— begin —
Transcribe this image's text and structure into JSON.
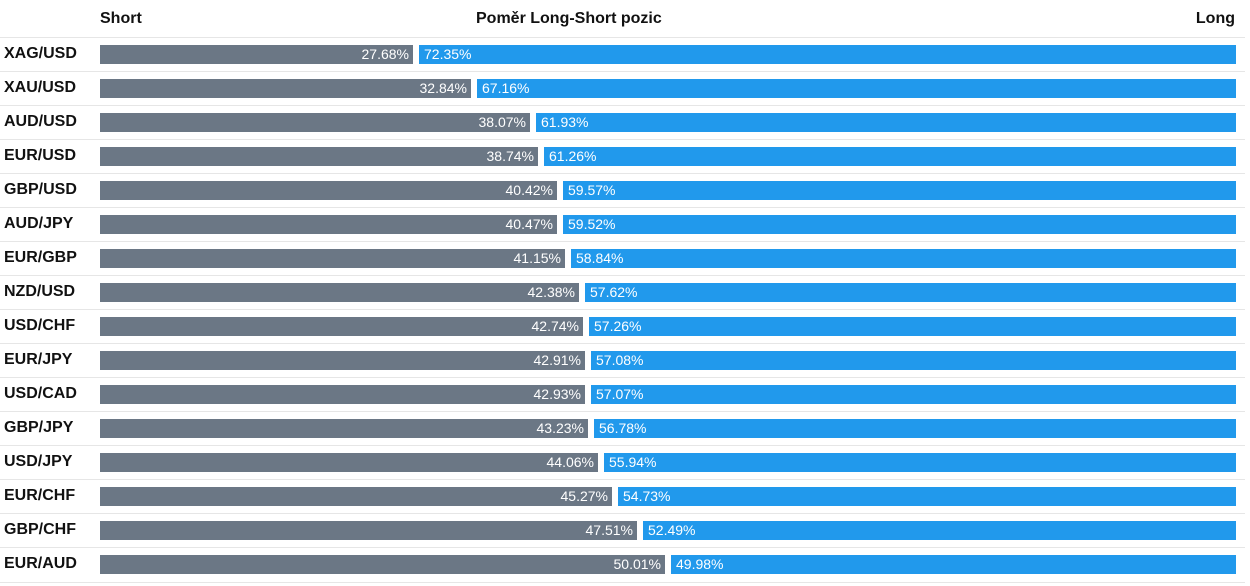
{
  "header": {
    "short_label": "Short",
    "title": "Poměr Long-Short pozic",
    "long_label": "Long"
  },
  "colors": {
    "short": "#6b7785",
    "long": "#2199ec"
  },
  "chart_data": {
    "type": "bar",
    "stacked": true,
    "orientation": "horizontal",
    "title": "Poměr Long-Short pozic",
    "categories": [
      "XAG/USD",
      "XAU/USD",
      "AUD/USD",
      "EUR/USD",
      "GBP/USD",
      "AUD/JPY",
      "EUR/GBP",
      "NZD/USD",
      "USD/CHF",
      "EUR/JPY",
      "USD/CAD",
      "GBP/JPY",
      "USD/JPY",
      "EUR/CHF",
      "GBP/CHF",
      "EUR/AUD"
    ],
    "series": [
      {
        "name": "Short",
        "values": [
          27.68,
          32.84,
          38.07,
          38.74,
          40.42,
          40.47,
          41.15,
          42.38,
          42.74,
          42.91,
          42.93,
          43.23,
          44.06,
          45.27,
          47.51,
          50.01
        ]
      },
      {
        "name": "Long",
        "values": [
          72.35,
          67.16,
          61.93,
          61.26,
          59.57,
          59.52,
          58.84,
          57.62,
          57.26,
          57.08,
          57.07,
          56.78,
          55.94,
          54.73,
          52.49,
          49.98
        ]
      }
    ],
    "value_labels": {
      "short": [
        "27.68%",
        "32.84%",
        "38.07%",
        "38.74%",
        "40.42%",
        "40.47%",
        "41.15%",
        "42.38%",
        "42.74%",
        "42.91%",
        "42.93%",
        "43.23%",
        "44.06%",
        "45.27%",
        "47.51%",
        "50.01%"
      ],
      "long": [
        "72.35%",
        "67.16%",
        "61.93%",
        "61.26%",
        "59.57%",
        "59.52%",
        "58.84%",
        "57.62%",
        "57.26%",
        "57.08%",
        "57.07%",
        "56.78%",
        "55.94%",
        "54.73%",
        "52.49%",
        "49.98%"
      ]
    },
    "xlim": [
      0,
      100
    ]
  }
}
— end —
### What you have to do
Each record above must be returned exactly as written, with its pictures omitted.

### Exercise response
Transcribe this image's text and structure into JSON.
{
  "header": {
    "short_label": "Short",
    "title": "Poměr Long-Short pozic",
    "long_label": "Long"
  },
  "colors": {
    "short": "#6b7785",
    "long": "#2199ec"
  },
  "chart_data": {
    "type": "bar",
    "stacked": true,
    "orientation": "horizontal",
    "title": "Poměr Long-Short pozic",
    "categories": [
      "XAG/USD",
      "XAU/USD",
      "AUD/USD",
      "EUR/USD",
      "GBP/USD",
      "AUD/JPY",
      "EUR/GBP",
      "NZD/USD",
      "USD/CHF",
      "EUR/JPY",
      "USD/CAD",
      "GBP/JPY",
      "USD/JPY",
      "EUR/CHF",
      "GBP/CHF",
      "EUR/AUD"
    ],
    "series": [
      {
        "name": "Short",
        "values": [
          27.68,
          32.84,
          38.07,
          38.74,
          40.42,
          40.47,
          41.15,
          42.38,
          42.74,
          42.91,
          42.93,
          43.23,
          44.06,
          45.27,
          47.51,
          50.01
        ]
      },
      {
        "name": "Long",
        "values": [
          72.35,
          67.16,
          61.93,
          61.26,
          59.57,
          59.52,
          58.84,
          57.62,
          57.26,
          57.08,
          57.07,
          56.78,
          55.94,
          54.73,
          52.49,
          49.98
        ]
      }
    ],
    "value_labels": {
      "short": [
        "27.68%",
        "32.84%",
        "38.07%",
        "38.74%",
        "40.42%",
        "40.47%",
        "41.15%",
        "42.38%",
        "42.74%",
        "42.91%",
        "42.93%",
        "43.23%",
        "44.06%",
        "45.27%",
        "47.51%",
        "50.01%"
      ],
      "long": [
        "72.35%",
        "67.16%",
        "61.93%",
        "61.26%",
        "59.57%",
        "59.52%",
        "58.84%",
        "57.62%",
        "57.26%",
        "57.08%",
        "57.07%",
        "56.78%",
        "55.94%",
        "54.73%",
        "52.49%",
        "49.98%"
      ]
    },
    "xlim": [
      0,
      100
    ]
  }
}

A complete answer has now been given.